Given problem
Filter these entries, keeping only lines that hold the word "values".

[Figure record listings]

#####

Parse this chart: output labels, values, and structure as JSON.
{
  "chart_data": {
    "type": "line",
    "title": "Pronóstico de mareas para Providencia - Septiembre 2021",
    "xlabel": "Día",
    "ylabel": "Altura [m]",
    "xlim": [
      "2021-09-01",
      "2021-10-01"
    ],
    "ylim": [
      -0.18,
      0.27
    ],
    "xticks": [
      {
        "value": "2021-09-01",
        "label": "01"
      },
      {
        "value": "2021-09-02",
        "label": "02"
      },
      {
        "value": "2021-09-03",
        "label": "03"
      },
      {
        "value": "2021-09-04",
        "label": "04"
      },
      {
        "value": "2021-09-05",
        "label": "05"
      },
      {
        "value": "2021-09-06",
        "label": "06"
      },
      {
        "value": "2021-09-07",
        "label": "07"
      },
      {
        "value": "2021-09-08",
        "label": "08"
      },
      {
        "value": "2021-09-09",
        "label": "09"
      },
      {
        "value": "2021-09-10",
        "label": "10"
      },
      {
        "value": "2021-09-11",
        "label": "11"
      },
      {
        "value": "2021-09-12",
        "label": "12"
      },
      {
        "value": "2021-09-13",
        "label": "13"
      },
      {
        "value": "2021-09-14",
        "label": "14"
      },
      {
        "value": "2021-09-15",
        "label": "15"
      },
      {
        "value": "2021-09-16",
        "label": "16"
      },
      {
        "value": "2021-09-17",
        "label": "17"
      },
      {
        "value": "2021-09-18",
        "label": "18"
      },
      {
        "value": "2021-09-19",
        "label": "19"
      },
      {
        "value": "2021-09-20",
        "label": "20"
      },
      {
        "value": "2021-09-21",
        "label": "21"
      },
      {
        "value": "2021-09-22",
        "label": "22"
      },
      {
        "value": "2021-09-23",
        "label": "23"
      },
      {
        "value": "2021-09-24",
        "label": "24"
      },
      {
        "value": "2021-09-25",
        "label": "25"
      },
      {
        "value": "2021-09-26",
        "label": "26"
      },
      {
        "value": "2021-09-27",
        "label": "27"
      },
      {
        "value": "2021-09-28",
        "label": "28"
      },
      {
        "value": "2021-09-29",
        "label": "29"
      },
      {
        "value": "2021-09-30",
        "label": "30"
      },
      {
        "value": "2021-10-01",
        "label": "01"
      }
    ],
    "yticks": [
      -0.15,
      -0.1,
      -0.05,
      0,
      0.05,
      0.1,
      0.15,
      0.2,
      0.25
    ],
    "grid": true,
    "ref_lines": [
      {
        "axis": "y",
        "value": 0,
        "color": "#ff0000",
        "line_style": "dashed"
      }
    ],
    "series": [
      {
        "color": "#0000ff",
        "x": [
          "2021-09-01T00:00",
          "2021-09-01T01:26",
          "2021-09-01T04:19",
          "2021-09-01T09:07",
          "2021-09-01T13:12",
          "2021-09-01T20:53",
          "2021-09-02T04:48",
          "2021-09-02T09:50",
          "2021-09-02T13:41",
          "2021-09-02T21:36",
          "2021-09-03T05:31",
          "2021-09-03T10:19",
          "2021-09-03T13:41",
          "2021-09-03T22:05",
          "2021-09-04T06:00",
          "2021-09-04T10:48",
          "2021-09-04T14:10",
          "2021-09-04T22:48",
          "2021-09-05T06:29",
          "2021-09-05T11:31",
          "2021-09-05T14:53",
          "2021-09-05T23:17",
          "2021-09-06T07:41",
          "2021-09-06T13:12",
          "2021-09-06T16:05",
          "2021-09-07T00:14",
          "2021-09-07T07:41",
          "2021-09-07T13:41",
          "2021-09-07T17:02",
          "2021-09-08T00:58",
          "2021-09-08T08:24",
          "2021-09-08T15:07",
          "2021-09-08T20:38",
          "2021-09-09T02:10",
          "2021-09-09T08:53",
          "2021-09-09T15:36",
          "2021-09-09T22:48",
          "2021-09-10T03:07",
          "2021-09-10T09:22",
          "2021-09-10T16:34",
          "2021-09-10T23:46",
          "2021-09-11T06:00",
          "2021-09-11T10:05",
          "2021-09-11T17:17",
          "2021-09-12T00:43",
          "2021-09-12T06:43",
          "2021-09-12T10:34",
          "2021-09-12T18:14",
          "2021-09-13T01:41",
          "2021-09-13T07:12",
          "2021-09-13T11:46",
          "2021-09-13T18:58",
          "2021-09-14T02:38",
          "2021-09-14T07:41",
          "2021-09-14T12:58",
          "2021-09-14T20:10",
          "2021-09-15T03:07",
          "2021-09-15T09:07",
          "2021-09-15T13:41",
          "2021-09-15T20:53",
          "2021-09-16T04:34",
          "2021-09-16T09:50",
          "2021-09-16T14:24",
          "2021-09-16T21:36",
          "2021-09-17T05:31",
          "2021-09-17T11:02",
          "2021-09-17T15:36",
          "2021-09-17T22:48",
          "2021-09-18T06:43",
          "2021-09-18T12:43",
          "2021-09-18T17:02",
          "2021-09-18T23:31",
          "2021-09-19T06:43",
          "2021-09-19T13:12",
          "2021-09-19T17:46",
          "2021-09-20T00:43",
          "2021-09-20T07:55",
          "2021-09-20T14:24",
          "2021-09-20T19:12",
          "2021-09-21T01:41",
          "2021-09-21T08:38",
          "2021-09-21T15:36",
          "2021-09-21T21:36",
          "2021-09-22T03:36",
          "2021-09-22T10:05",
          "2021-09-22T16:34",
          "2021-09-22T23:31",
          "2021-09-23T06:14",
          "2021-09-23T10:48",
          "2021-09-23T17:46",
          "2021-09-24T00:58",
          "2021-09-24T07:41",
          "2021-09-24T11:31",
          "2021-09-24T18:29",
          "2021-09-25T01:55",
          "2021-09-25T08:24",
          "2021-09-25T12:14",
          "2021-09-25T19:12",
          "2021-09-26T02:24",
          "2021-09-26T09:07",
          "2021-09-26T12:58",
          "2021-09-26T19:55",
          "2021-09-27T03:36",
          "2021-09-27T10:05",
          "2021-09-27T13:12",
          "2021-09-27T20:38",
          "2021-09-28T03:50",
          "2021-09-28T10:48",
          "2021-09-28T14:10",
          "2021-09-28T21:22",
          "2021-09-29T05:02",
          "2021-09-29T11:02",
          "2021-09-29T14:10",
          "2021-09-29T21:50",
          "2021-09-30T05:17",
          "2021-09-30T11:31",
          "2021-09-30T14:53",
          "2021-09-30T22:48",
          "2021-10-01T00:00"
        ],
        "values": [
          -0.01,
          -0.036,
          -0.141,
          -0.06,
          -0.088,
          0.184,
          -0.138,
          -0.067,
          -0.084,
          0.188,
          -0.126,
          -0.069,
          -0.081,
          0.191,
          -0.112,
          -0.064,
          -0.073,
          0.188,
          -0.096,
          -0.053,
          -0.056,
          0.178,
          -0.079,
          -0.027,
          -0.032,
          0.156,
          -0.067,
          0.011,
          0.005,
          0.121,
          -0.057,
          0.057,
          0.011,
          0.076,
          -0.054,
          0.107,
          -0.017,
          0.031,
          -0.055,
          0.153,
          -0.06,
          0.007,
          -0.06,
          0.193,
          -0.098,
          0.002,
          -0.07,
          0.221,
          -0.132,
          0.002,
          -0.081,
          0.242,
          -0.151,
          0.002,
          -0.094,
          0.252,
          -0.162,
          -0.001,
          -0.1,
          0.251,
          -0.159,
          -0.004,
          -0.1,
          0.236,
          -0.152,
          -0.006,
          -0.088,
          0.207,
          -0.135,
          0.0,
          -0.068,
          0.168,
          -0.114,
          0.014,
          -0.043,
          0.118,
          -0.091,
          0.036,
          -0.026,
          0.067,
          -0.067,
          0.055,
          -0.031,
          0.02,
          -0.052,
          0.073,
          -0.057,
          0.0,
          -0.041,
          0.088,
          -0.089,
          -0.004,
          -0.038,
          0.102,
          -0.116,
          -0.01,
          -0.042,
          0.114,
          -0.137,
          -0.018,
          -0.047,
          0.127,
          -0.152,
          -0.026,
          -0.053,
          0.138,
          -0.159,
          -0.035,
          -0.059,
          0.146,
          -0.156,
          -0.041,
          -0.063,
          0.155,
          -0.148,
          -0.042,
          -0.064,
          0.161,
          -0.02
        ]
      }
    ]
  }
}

#####

Answer to the exercise
Parse this chart: output labels, values, and structure as JSON.
        "values": [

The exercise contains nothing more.